■ The problem ■
Filter the entries below, keeping only lines with the word "label".

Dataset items

————————

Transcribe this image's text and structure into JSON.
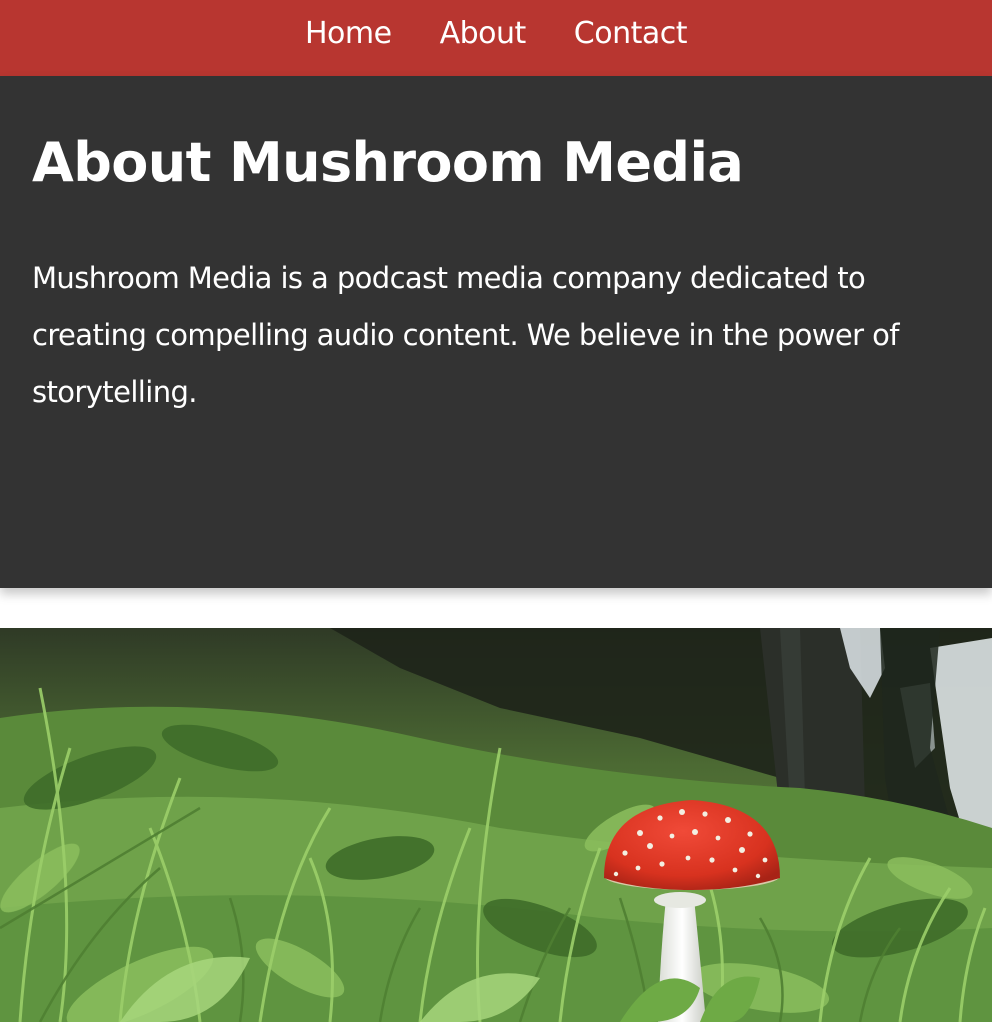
{
  "nav": {
    "items": [
      {
        "label": "Home"
      },
      {
        "label": "About"
      },
      {
        "label": "Contact"
      }
    ]
  },
  "about": {
    "heading": "About Mushroom Media",
    "body": "Mushroom Media is a podcast media company dedicated to creating compelling audio content. We believe in the power of storytelling."
  },
  "photo": {
    "subject": "red-fly-agaric-mushroom-in-grass"
  },
  "colors": {
    "nav_bg": "#b83630",
    "section_bg": "#333333",
    "text": "#ffffff"
  }
}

————————

■ Output of the exercise ■
        "label": "Home"
        "label": "About"
        "label": "Contact"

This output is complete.